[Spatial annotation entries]
▬▬▬

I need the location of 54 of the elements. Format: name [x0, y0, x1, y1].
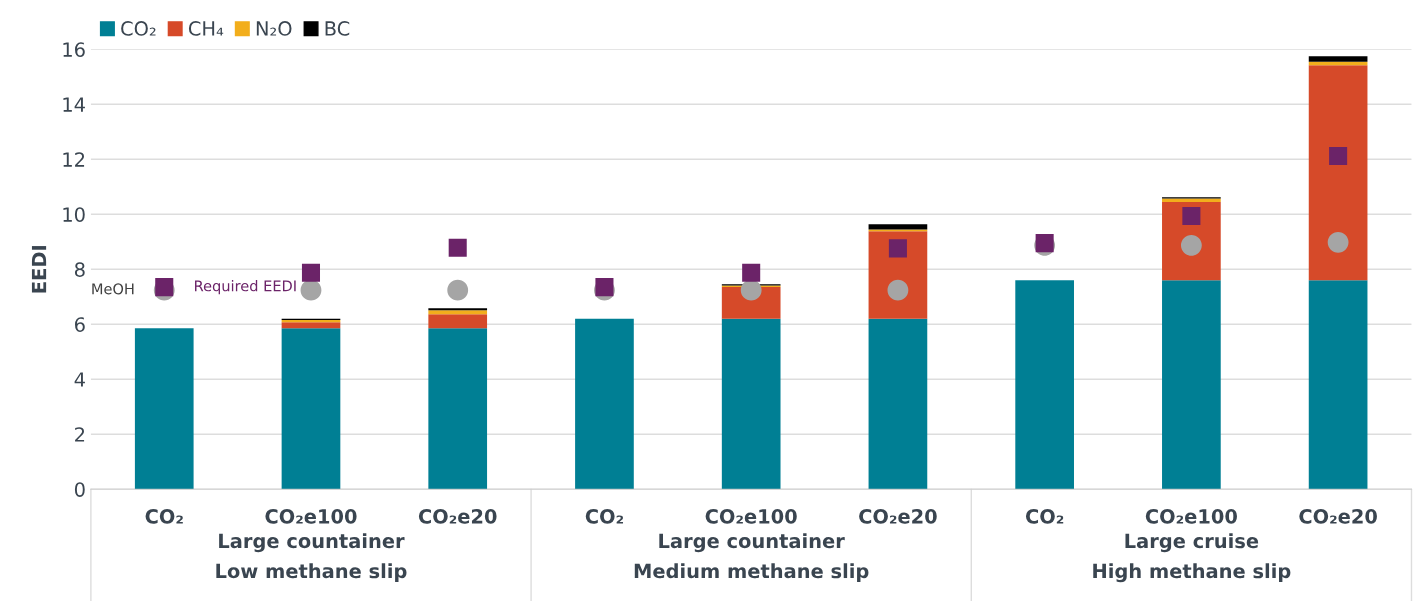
series-label: MeOH: [92, 283, 134, 295]
x-tick-label: CO₂: [585, 509, 624, 524]
x-tick-label: CO₂: [1025, 509, 1064, 524]
bar: [428, 310, 488, 315]
legend-label: BC: [325, 21, 350, 36]
bar: [281, 328, 341, 490]
bar: [721, 318, 781, 490]
y-tick-label: 10: [63, 207, 85, 222]
y-tick-label: 16: [63, 42, 85, 57]
point: [447, 279, 469, 301]
point: [887, 279, 909, 301]
legend-label: N₂O: [256, 21, 292, 36]
x-tick-label: CO₂e100: [705, 509, 797, 524]
point: [740, 279, 762, 301]
series-label: Required EEDI: [195, 280, 296, 295]
point: [301, 263, 321, 282]
bar: [1015, 280, 1074, 490]
text: Large countainer Medium methane slip: [634, 533, 869, 583]
bar: [868, 318, 928, 490]
legend-label: CO₂: [121, 21, 156, 36]
point: [888, 239, 907, 258]
bar: [134, 328, 194, 490]
text: Large cruise High methane slip: [1093, 533, 1291, 583]
bar: [575, 318, 634, 490]
text: Large countainer Low methane slip: [216, 533, 407, 583]
bar: [281, 322, 341, 329]
x-tick-label: CO₂e100: [1145, 509, 1237, 524]
x-tick-label: CO₂e20: [1299, 509, 1377, 524]
y-tick-label: 12: [63, 152, 85, 167]
x-tick-label: CO₂: [145, 509, 183, 524]
x-tick-label: CO₂e20: [418, 509, 497, 524]
bar: [428, 314, 488, 329]
bar: [1308, 56, 1368, 62]
bar: [868, 224, 928, 230]
point: [448, 238, 467, 257]
point: [300, 279, 322, 301]
y-tick-label: 4: [74, 372, 85, 387]
point: [742, 263, 761, 282]
y-tick-label: 6: [75, 317, 85, 332]
bar: [1308, 65, 1368, 281]
x-tick-label: CO₂e20: [859, 509, 937, 524]
y-tick-label: 2: [75, 427, 85, 442]
legend-label: CH₄: [188, 21, 224, 36]
point: [1329, 146, 1348, 165]
bar: [428, 328, 488, 490]
point: [1327, 231, 1349, 253]
bar: [1308, 280, 1368, 490]
bar: [1162, 280, 1221, 490]
y-tick-label: 14: [63, 97, 85, 112]
y-axis-title: EEDI: [31, 246, 47, 293]
y-tick-label: 0: [74, 482, 85, 497]
point: [1182, 206, 1201, 225]
x-tick-label: CO₂e100: [265, 509, 357, 524]
y-tick-label: 8: [74, 262, 85, 277]
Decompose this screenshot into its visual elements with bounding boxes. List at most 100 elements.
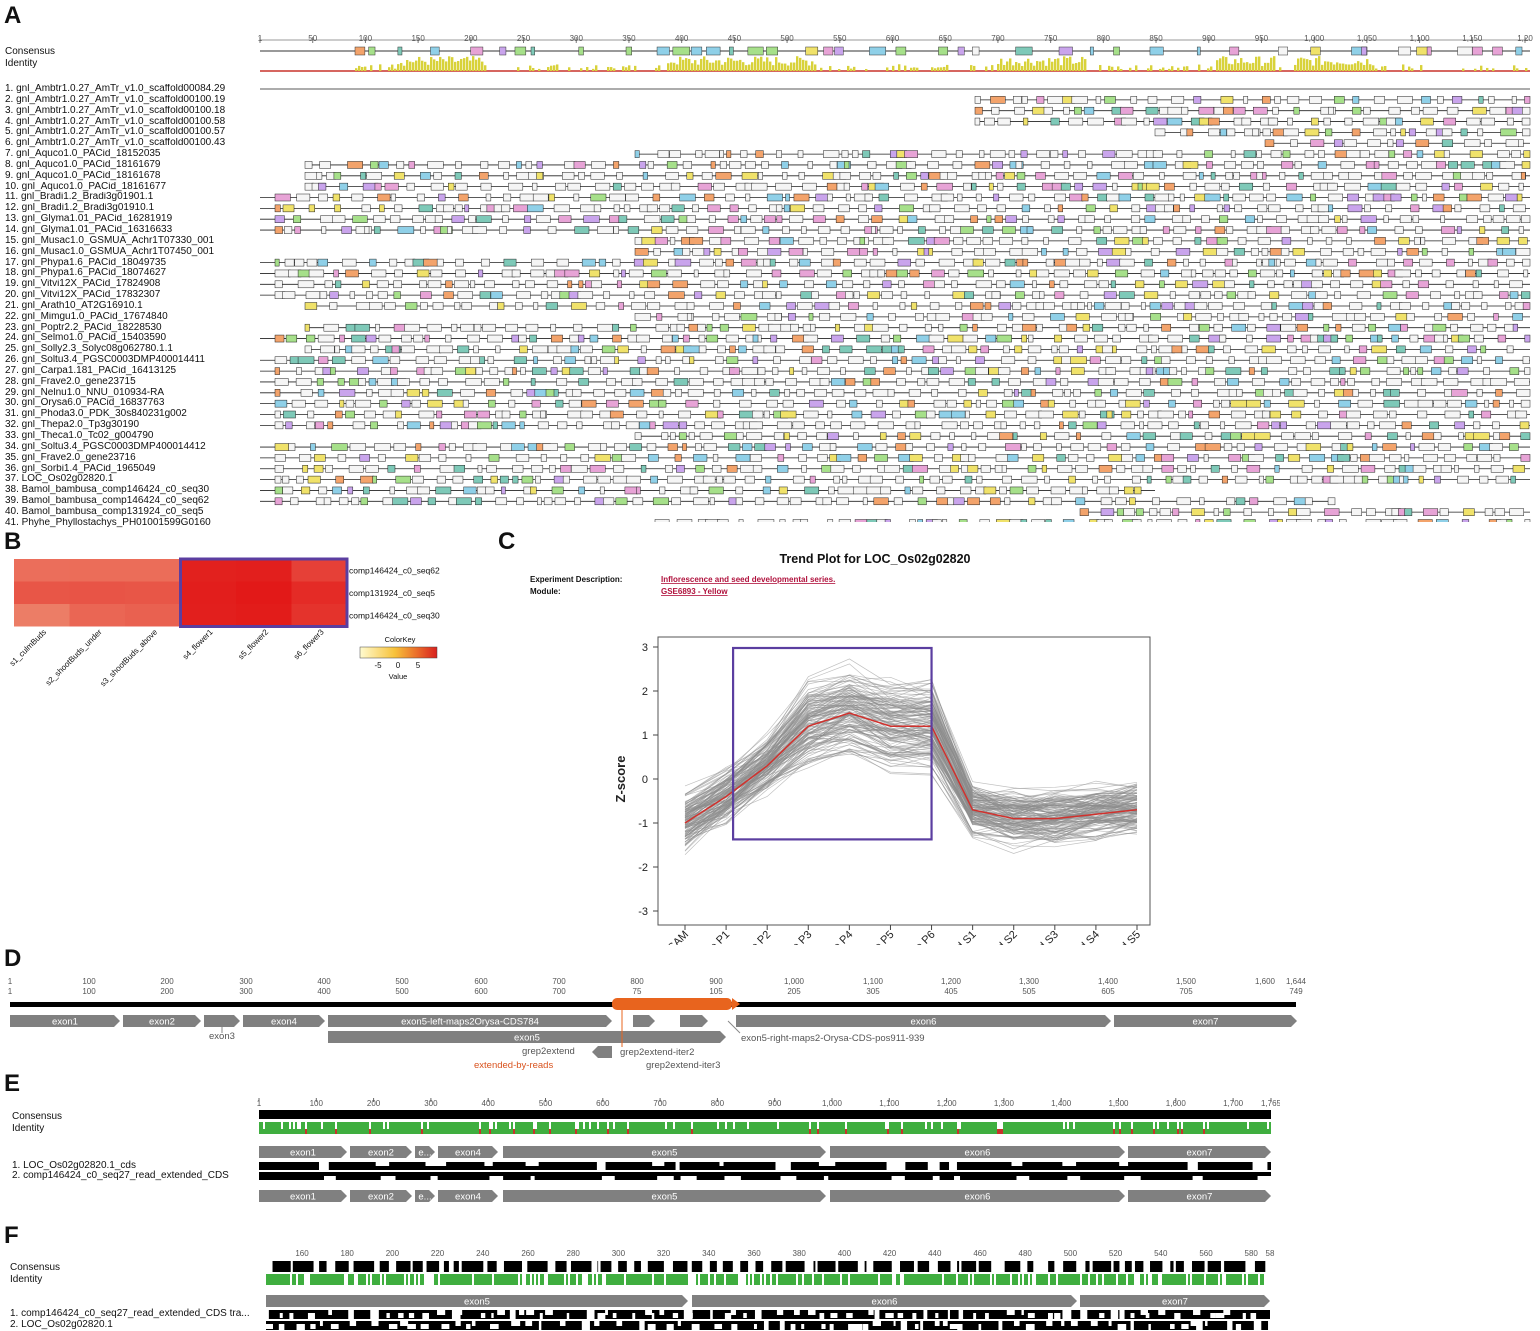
alignment-block <box>811 291 819 299</box>
highlight-box <box>731 646 933 841</box>
alignment-block <box>679 193 696 202</box>
alignment-block <box>472 443 487 451</box>
identity-bar <box>294 1274 296 1285</box>
alignment-block <box>388 258 398 267</box>
identity-bar <box>1089 1122 1091 1134</box>
alignment-block <box>1204 193 1221 202</box>
identity-bar <box>787 1122 789 1134</box>
ruler-tick-label: 460 <box>973 1249 987 1258</box>
mismatch-gap <box>923 1310 928 1319</box>
alignment-block <box>1032 106 1045 115</box>
identity-bar <box>1054 58 1057 71</box>
consensus-block <box>514 46 527 56</box>
alignment-block <box>659 486 666 495</box>
alignment-block <box>384 302 396 310</box>
module-label: Module: <box>530 587 561 596</box>
identity-bar <box>503 1122 505 1134</box>
identity-bar <box>973 1122 975 1134</box>
alignment-block <box>613 161 620 169</box>
identity-bar <box>489 1129 491 1134</box>
identity-bar <box>960 1274 962 1285</box>
alignment-block <box>1447 313 1463 321</box>
alignment-block <box>1315 258 1322 267</box>
alignment-block <box>454 280 469 289</box>
exon-arrow <box>692 1295 1077 1307</box>
alignment-block <box>455 182 468 191</box>
identity-bar <box>521 1122 523 1134</box>
alignment-block <box>1523 269 1529 278</box>
alignment-block <box>621 454 637 462</box>
identity-bar <box>803 1122 805 1134</box>
identity-bar <box>648 1274 650 1285</box>
identity-bar <box>1038 1274 1040 1285</box>
mismatch-gap <box>559 1321 566 1326</box>
alignment-block <box>1188 410 1194 419</box>
identity-bar <box>369 1129 371 1134</box>
identity-bar <box>1240 58 1243 71</box>
identity-bar <box>510 1274 512 1285</box>
mismatch-gap <box>490 1324 499 1329</box>
identity-bar <box>595 1122 597 1134</box>
identity-bar <box>638 1274 640 1285</box>
exon6-feature: exon6 <box>736 1015 1111 1028</box>
identity-bar <box>419 1122 421 1134</box>
alignment-block <box>1348 258 1357 267</box>
alignment-block <box>914 421 921 430</box>
alignment-block <box>339 389 356 397</box>
alignment-block <box>525 280 535 289</box>
identity-bar <box>885 1129 887 1134</box>
alignment-block <box>1382 291 1398 299</box>
identity-bar <box>974 1274 976 1285</box>
alignment-block <box>512 465 524 473</box>
alignment-block <box>793 193 810 202</box>
identity-bar <box>819 1122 821 1134</box>
alignment-block <box>1230 432 1242 440</box>
sequence-name: 31. gnl_Phoda3.0_PDK_30s840231g002 <box>5 409 187 420</box>
alignment-block <box>689 356 695 364</box>
alignment-block <box>996 204 1006 213</box>
identity-bar <box>312 1274 314 1285</box>
identity-bar <box>658 65 661 71</box>
consensus-gap <box>591 1261 598 1272</box>
ruler-tick-label: 580 <box>1245 1249 1259 1258</box>
alignment-block <box>630 323 637 332</box>
alignment-block <box>1223 443 1233 451</box>
identity-track <box>260 56 1530 72</box>
identity-bar <box>1216 1274 1218 1285</box>
identity-bar <box>448 56 451 71</box>
feature-label: exon1 <box>52 1017 78 1028</box>
alignment-block <box>1483 367 1490 375</box>
alignment-block <box>938 258 955 267</box>
identity-bar <box>339 1122 341 1134</box>
identity-bar <box>325 1122 327 1134</box>
identity-bar <box>1072 63 1075 71</box>
alignment-block <box>299 454 312 462</box>
alignment-block <box>302 465 309 473</box>
identity-bar <box>794 1274 796 1285</box>
identity-bar <box>429 1122 431 1134</box>
mismatch-gap <box>1210 1313 1216 1318</box>
alignment-block <box>799 269 815 278</box>
alignment-block <box>947 443 954 451</box>
identity-bar <box>712 1274 714 1285</box>
alignment-block <box>290 497 299 506</box>
identity-bar <box>556 64 559 71</box>
exon3-annotation: exon3 <box>209 1031 235 1042</box>
identity-bar <box>359 1122 361 1134</box>
alignment-block <box>670 182 681 191</box>
mismatch-gap <box>466 1324 471 1329</box>
alignment-block <box>1411 193 1418 202</box>
alignment-block <box>799 258 811 267</box>
identity-bar <box>364 66 367 71</box>
alignment-block <box>904 193 918 202</box>
alignment-block <box>1499 161 1515 169</box>
identity-bar <box>626 1274 628 1285</box>
identity-bar <box>1067 1129 1069 1134</box>
alignment-block <box>897 258 911 267</box>
alignment-block <box>1161 356 1171 364</box>
alignment-block <box>354 323 370 332</box>
identity-bar <box>537 1122 539 1134</box>
alignment-block <box>1224 258 1233 267</box>
identity-bar <box>881 1122 883 1134</box>
alignment-block <box>688 432 695 440</box>
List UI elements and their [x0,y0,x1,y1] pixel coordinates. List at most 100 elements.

▬▬▬

WRITTEN REQUEST: Format the lines from the one containing "alignment-block <box>811 291 819 299</box>" through the one containing "alignment-block <box>1204 193 1221 202</box>" as a Markdown table with the columns Row and Entry. Number each line in Row, put the line itself in Entry, and leave out any blank lines.

TASK OUTPUT:
| Row | Entry |
|---|---|
| 1 | alignment-block <box>811 291 819 299</box> |
| 2 | highlight-box <box>731 646 933 841</box> |
| 3 | alignment-block <box>679 193 696 202</box> |
| 4 | alignment-block <box>472 443 487 451</box> |
| 5 | identity-bar <box>294 1274 296 1285</box> |
| 6 | alignment-block <box>388 258 398 267</box> |
| 7 | identity-bar <box>1089 1122 1091 1134</box> |
| 8 | alignment-block <box>1204 193 1221 202</box> |